Required work
Where a line holds the string "port", return that line.

Dataset excerpt
********************
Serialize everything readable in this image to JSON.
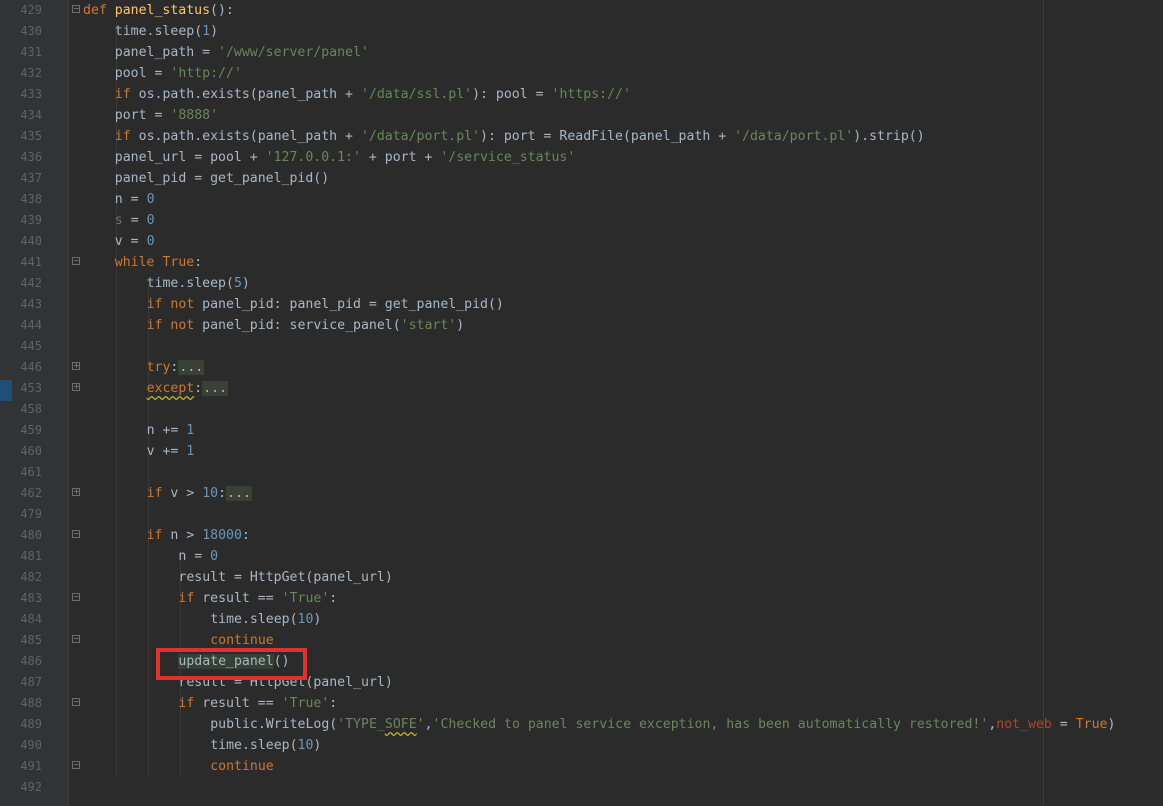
{
  "editor": {
    "language": "python",
    "lines": [
      {
        "no": "429",
        "fold": "open",
        "indent": 0,
        "tokens": [
          [
            "kw",
            "def "
          ],
          [
            "fn",
            "panel_status"
          ],
          [
            "",
            "():"
          ]
        ]
      },
      {
        "no": "430",
        "indent": 4,
        "tokens": [
          [
            "",
            "time.sleep("
          ],
          [
            "num",
            "1"
          ],
          [
            "",
            ")"
          ]
        ]
      },
      {
        "no": "431",
        "indent": 4,
        "tokens": [
          [
            "",
            "panel_path = "
          ],
          [
            "str",
            "'/www/server/panel'"
          ]
        ]
      },
      {
        "no": "432",
        "indent": 4,
        "tokens": [
          [
            "",
            "pool = "
          ],
          [
            "str",
            "'http://'"
          ]
        ]
      },
      {
        "no": "433",
        "indent": 4,
        "tokens": [
          [
            "kw",
            "if "
          ],
          [
            "",
            "os.path.exists(panel_path + "
          ],
          [
            "str",
            "'/data/ssl.pl'"
          ],
          [
            "",
            "): pool = "
          ],
          [
            "str",
            "'https://'"
          ]
        ]
      },
      {
        "no": "434",
        "indent": 4,
        "tokens": [
          [
            "",
            "port = "
          ],
          [
            "str",
            "'8888'"
          ]
        ]
      },
      {
        "no": "435",
        "indent": 4,
        "tokens": [
          [
            "kw",
            "if "
          ],
          [
            "",
            "os.path.exists(panel_path + "
          ],
          [
            "str",
            "'/data/port.pl'"
          ],
          [
            "",
            "): port = ReadFile(panel_path + "
          ],
          [
            "str",
            "'/data/port.pl'"
          ],
          [
            "",
            ").strip()"
          ]
        ]
      },
      {
        "no": "436",
        "indent": 4,
        "tokens": [
          [
            "",
            "panel_url = pool + "
          ],
          [
            "str",
            "'127.0.0.1:'"
          ],
          [
            "",
            " + port + "
          ],
          [
            "str",
            "'/service_status'"
          ]
        ]
      },
      {
        "no": "437",
        "indent": 4,
        "tokens": [
          [
            "",
            "panel_pid = get_panel_pid()"
          ]
        ]
      },
      {
        "no": "438",
        "indent": 4,
        "tokens": [
          [
            "",
            "n = "
          ],
          [
            "num",
            "0"
          ]
        ]
      },
      {
        "no": "439",
        "indent": 4,
        "tokens": [
          [
            "dim",
            "s"
          ],
          [
            "",
            " = "
          ],
          [
            "num",
            "0"
          ]
        ]
      },
      {
        "no": "440",
        "indent": 4,
        "tokens": [
          [
            "",
            "v = "
          ],
          [
            "num",
            "0"
          ]
        ]
      },
      {
        "no": "441",
        "fold": "open",
        "indent": 4,
        "tokens": [
          [
            "kw",
            "while "
          ],
          [
            "kw",
            "True"
          ],
          [
            "",
            ":"
          ]
        ]
      },
      {
        "no": "442",
        "indent": 8,
        "tokens": [
          [
            "",
            "time.sleep("
          ],
          [
            "num",
            "5"
          ],
          [
            "",
            ")"
          ]
        ]
      },
      {
        "no": "443",
        "indent": 8,
        "tokens": [
          [
            "kw",
            "if not "
          ],
          [
            "",
            "panel_pid: panel_pid = get_panel_pid()"
          ]
        ]
      },
      {
        "no": "444",
        "indent": 8,
        "tokens": [
          [
            "kw",
            "if not "
          ],
          [
            "",
            "panel_pid: service_panel("
          ],
          [
            "str",
            "'start'"
          ],
          [
            "",
            ")"
          ]
        ]
      },
      {
        "no": "445",
        "indent": 0,
        "tokens": []
      },
      {
        "no": "446",
        "fold": "closed",
        "indent": 8,
        "tokens": [
          [
            "kw",
            "try"
          ],
          [
            "",
            ":"
          ],
          [
            "fold-ph",
            "..."
          ]
        ]
      },
      {
        "no": "453",
        "fold": "closed",
        "indent": 8,
        "tokens": [
          [
            "kw warn",
            "except"
          ],
          [
            "",
            ":"
          ],
          [
            "fold-ph",
            "..."
          ]
        ]
      },
      {
        "no": "458",
        "indent": 0,
        "tokens": []
      },
      {
        "no": "459",
        "indent": 8,
        "tokens": [
          [
            "",
            "n += "
          ],
          [
            "num",
            "1"
          ]
        ]
      },
      {
        "no": "460",
        "indent": 8,
        "tokens": [
          [
            "",
            "v += "
          ],
          [
            "num",
            "1"
          ]
        ]
      },
      {
        "no": "461",
        "indent": 0,
        "tokens": []
      },
      {
        "no": "462",
        "fold": "closed",
        "indent": 8,
        "tokens": [
          [
            "kw",
            "if "
          ],
          [
            "",
            "v > "
          ],
          [
            "num",
            "10"
          ],
          [
            "",
            ":"
          ],
          [
            "fold-ph",
            "..."
          ]
        ]
      },
      {
        "no": "479",
        "indent": 0,
        "tokens": []
      },
      {
        "no": "480",
        "fold": "open",
        "indent": 8,
        "tokens": [
          [
            "kw",
            "if "
          ],
          [
            "",
            "n > "
          ],
          [
            "num",
            "18000"
          ],
          [
            "",
            ":"
          ]
        ]
      },
      {
        "no": "481",
        "indent": 12,
        "tokens": [
          [
            "",
            "n = "
          ],
          [
            "num",
            "0"
          ]
        ]
      },
      {
        "no": "482",
        "indent": 12,
        "tokens": [
          [
            "",
            "result = HttpGet(panel_url)"
          ]
        ]
      },
      {
        "no": "483",
        "fold": "open",
        "indent": 12,
        "tokens": [
          [
            "kw",
            "if "
          ],
          [
            "",
            "result == "
          ],
          [
            "str",
            "'True'"
          ],
          [
            "",
            ":"
          ]
        ]
      },
      {
        "no": "484",
        "indent": 16,
        "tokens": [
          [
            "",
            "time.sleep("
          ],
          [
            "num",
            "10"
          ],
          [
            "",
            ")"
          ]
        ]
      },
      {
        "no": "485",
        "fold": "open",
        "indent": 16,
        "tokens": [
          [
            "kw",
            "continue"
          ]
        ]
      },
      {
        "no": "486",
        "indent": 12,
        "tokens": [
          [
            "sel",
            "update_panel"
          ],
          [
            "",
            "()"
          ]
        ]
      },
      {
        "no": "487",
        "indent": 12,
        "tokens": [
          [
            "",
            "result = HttpGet(panel_url)"
          ]
        ]
      },
      {
        "no": "488",
        "fold": "open",
        "indent": 12,
        "tokens": [
          [
            "kw",
            "if "
          ],
          [
            "",
            "result == "
          ],
          [
            "str",
            "'True'"
          ],
          [
            "",
            ":"
          ]
        ]
      },
      {
        "no": "489",
        "indent": 16,
        "tokens": [
          [
            "",
            "public.WriteLog("
          ],
          [
            "str",
            "'TYPE_"
          ],
          [
            "str warn",
            "SOFE"
          ],
          [
            "str",
            "'"
          ],
          [
            "",
            ","
          ],
          [
            "str",
            "'Checked to panel service exception, has been automatically restored!'"
          ],
          [
            "",
            ","
          ],
          [
            "param",
            "not_web"
          ],
          [
            "",
            " = "
          ],
          [
            "kw",
            "True"
          ],
          [
            "",
            ")"
          ]
        ]
      },
      {
        "no": "490",
        "indent": 16,
        "tokens": [
          [
            "",
            "time.sleep("
          ],
          [
            "num",
            "10"
          ],
          [
            "",
            ")"
          ]
        ]
      },
      {
        "no": "491",
        "fold": "open",
        "indent": 16,
        "tokens": [
          [
            "kw",
            "continue"
          ]
        ]
      },
      {
        "no": "492",
        "indent": 0,
        "tokens": []
      }
    ]
  },
  "annotation": {
    "label": "highlighted-call",
    "target_line": "486"
  }
}
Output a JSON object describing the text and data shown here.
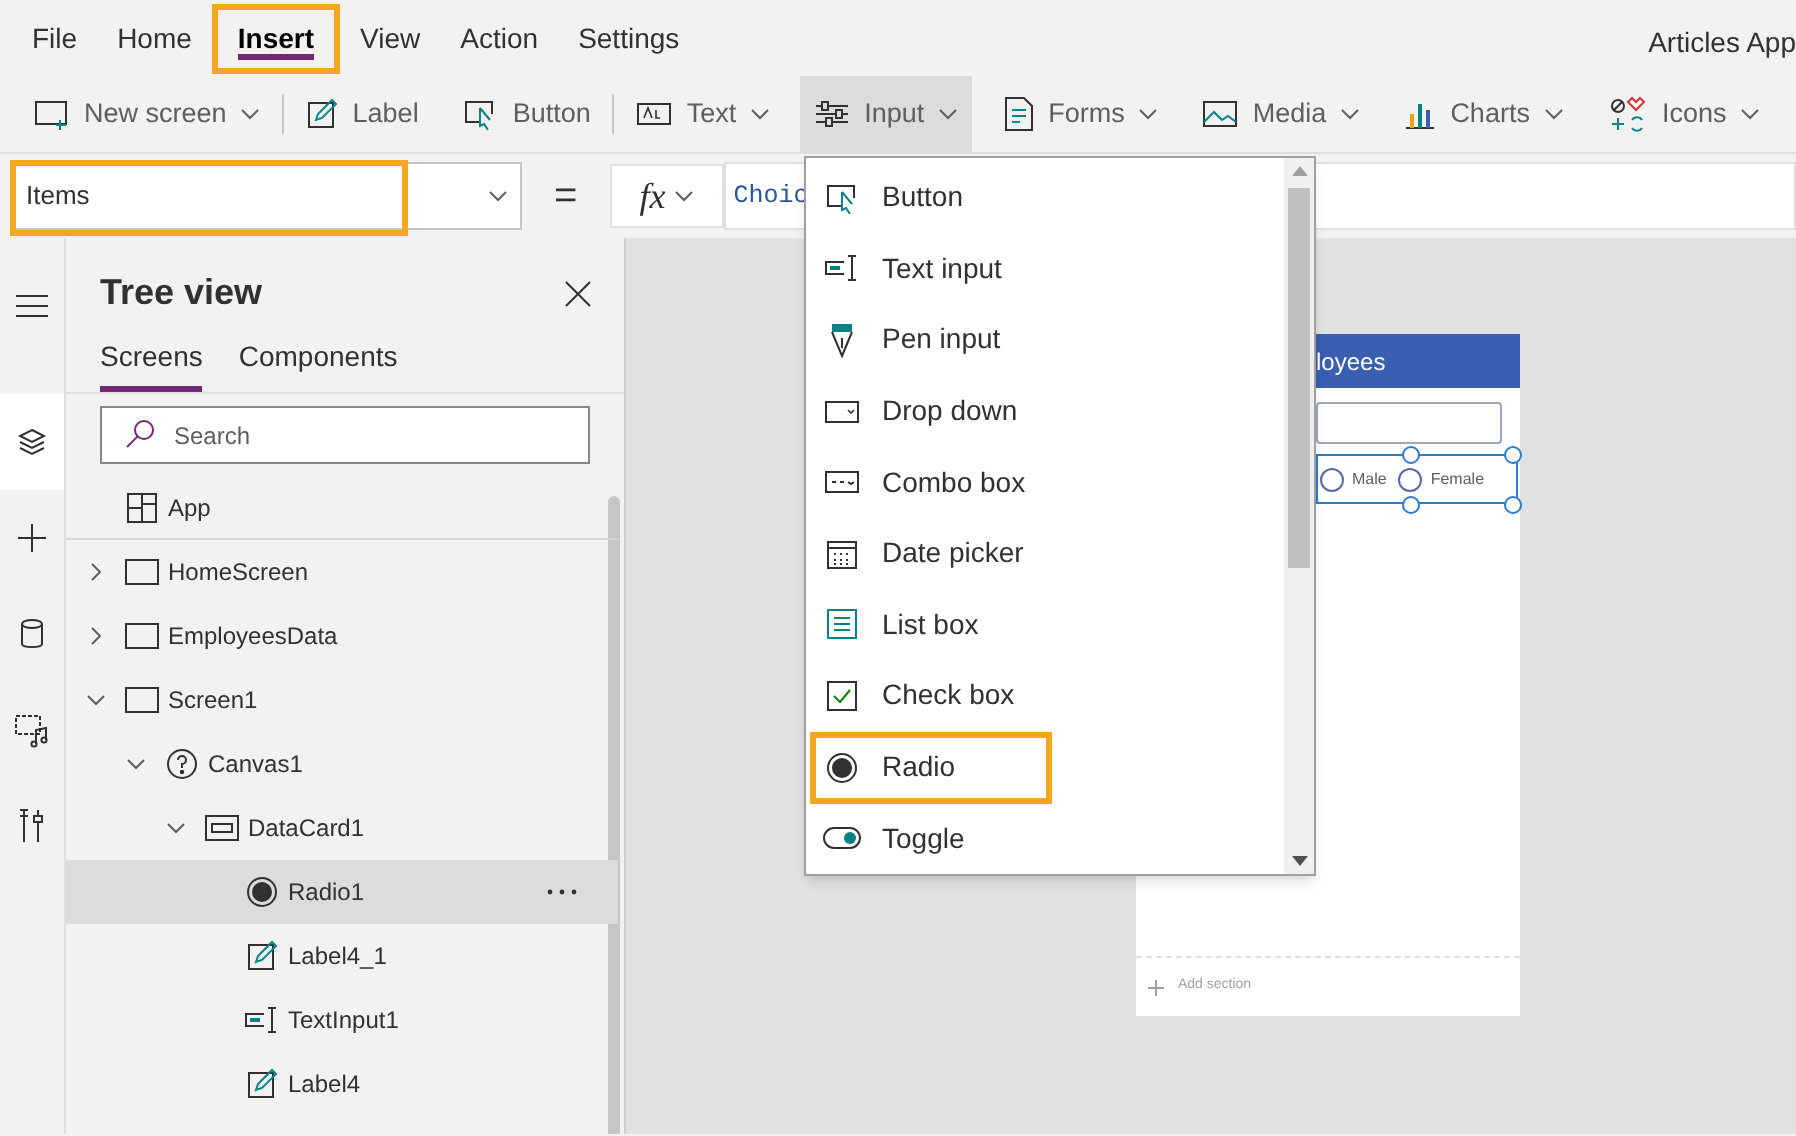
********************
Solution
            "port = "
            "'/data/port.pl'"
            "): port = ReadFile(panel_path + "
            "'/data/port.pl'"
            " + port + "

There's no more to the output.